### DATA ENTRIES
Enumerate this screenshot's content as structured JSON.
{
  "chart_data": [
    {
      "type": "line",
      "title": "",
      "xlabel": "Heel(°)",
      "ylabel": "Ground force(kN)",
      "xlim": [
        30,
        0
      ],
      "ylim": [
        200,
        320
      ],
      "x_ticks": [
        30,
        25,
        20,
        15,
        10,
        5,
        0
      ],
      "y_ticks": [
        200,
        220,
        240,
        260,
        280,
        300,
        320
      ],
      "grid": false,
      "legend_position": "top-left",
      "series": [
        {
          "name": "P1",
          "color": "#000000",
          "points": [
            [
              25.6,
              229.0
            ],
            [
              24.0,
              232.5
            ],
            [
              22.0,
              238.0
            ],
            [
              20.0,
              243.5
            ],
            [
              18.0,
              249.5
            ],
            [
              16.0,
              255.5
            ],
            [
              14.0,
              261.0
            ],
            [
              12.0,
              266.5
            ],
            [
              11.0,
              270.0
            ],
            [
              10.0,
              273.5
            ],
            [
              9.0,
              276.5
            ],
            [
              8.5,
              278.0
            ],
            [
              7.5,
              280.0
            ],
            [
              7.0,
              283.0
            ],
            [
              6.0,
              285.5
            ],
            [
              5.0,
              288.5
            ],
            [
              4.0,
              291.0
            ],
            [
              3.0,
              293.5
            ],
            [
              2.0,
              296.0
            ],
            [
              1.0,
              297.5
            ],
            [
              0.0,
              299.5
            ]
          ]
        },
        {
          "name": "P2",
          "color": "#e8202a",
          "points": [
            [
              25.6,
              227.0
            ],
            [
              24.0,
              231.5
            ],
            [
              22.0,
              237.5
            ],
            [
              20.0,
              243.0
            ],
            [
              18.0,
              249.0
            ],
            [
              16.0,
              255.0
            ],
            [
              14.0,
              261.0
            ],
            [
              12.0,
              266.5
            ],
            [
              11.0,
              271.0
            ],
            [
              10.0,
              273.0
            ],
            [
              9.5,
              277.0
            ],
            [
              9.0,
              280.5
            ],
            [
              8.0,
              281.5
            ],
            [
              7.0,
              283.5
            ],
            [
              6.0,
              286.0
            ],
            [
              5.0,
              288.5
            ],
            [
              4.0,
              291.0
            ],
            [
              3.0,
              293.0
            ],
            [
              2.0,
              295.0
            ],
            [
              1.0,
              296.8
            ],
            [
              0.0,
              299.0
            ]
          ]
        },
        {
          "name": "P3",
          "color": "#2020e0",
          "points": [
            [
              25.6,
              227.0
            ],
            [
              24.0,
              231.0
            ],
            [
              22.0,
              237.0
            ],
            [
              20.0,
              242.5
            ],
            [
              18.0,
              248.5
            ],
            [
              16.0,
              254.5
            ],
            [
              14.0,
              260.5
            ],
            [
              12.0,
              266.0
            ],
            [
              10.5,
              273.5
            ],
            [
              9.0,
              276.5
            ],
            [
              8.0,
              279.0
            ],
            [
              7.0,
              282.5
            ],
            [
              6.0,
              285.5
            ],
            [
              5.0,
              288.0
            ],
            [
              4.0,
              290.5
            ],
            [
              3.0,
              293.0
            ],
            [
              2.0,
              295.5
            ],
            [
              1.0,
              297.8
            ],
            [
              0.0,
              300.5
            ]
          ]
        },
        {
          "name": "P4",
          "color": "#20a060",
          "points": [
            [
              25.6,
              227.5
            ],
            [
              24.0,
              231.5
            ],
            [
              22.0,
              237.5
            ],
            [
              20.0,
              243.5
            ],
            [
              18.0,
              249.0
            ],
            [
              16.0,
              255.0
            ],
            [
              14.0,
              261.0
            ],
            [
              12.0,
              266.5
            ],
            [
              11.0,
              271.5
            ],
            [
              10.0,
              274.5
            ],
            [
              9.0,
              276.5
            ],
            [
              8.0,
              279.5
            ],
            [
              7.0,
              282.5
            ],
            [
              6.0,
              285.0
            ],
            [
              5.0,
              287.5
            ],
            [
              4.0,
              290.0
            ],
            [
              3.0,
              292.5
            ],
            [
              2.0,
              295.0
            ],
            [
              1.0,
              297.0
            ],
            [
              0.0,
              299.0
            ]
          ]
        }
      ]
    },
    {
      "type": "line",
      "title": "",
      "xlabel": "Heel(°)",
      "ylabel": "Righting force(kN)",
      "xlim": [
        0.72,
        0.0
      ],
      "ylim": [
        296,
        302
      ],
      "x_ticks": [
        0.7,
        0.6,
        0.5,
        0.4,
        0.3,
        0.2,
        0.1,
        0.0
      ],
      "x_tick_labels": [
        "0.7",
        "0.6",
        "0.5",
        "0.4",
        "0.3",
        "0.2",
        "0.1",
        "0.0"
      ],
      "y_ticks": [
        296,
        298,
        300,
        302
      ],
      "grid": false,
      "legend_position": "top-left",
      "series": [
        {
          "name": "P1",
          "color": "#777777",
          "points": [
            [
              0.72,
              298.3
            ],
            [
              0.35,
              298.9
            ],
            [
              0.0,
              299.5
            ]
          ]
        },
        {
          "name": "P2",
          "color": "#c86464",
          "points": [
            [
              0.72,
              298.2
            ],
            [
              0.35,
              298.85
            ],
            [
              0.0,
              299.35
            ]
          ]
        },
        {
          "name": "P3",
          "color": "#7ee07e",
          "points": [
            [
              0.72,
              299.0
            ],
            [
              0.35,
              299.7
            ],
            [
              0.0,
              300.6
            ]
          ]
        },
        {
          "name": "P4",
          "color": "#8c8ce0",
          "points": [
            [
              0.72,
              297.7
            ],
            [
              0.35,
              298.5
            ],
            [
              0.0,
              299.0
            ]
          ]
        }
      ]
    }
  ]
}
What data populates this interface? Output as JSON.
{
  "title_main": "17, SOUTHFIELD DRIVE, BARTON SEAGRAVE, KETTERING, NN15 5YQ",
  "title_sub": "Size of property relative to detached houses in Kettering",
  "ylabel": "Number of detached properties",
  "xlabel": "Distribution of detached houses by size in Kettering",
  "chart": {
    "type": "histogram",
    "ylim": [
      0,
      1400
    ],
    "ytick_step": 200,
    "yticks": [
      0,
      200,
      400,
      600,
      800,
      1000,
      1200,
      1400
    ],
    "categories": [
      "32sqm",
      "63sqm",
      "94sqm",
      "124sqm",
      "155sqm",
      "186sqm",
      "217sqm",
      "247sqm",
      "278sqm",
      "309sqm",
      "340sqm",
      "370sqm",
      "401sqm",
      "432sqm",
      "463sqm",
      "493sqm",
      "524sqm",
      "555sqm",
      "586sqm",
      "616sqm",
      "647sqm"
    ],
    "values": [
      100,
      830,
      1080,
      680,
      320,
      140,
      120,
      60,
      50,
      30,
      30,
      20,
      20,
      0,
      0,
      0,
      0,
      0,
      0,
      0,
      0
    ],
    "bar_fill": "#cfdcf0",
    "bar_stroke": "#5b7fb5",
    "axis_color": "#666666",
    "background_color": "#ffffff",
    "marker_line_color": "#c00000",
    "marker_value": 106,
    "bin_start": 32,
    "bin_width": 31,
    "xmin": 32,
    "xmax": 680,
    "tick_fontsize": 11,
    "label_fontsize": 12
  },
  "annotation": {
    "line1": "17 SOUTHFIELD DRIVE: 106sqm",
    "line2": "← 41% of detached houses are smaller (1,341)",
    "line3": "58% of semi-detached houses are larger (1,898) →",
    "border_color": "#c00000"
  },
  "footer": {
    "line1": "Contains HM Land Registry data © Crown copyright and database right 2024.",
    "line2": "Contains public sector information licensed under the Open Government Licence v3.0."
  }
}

### REQUEST
Going through the entries above line by line, work out how many lines include the word "JSON". Only the number is required.

### THE RESULT
2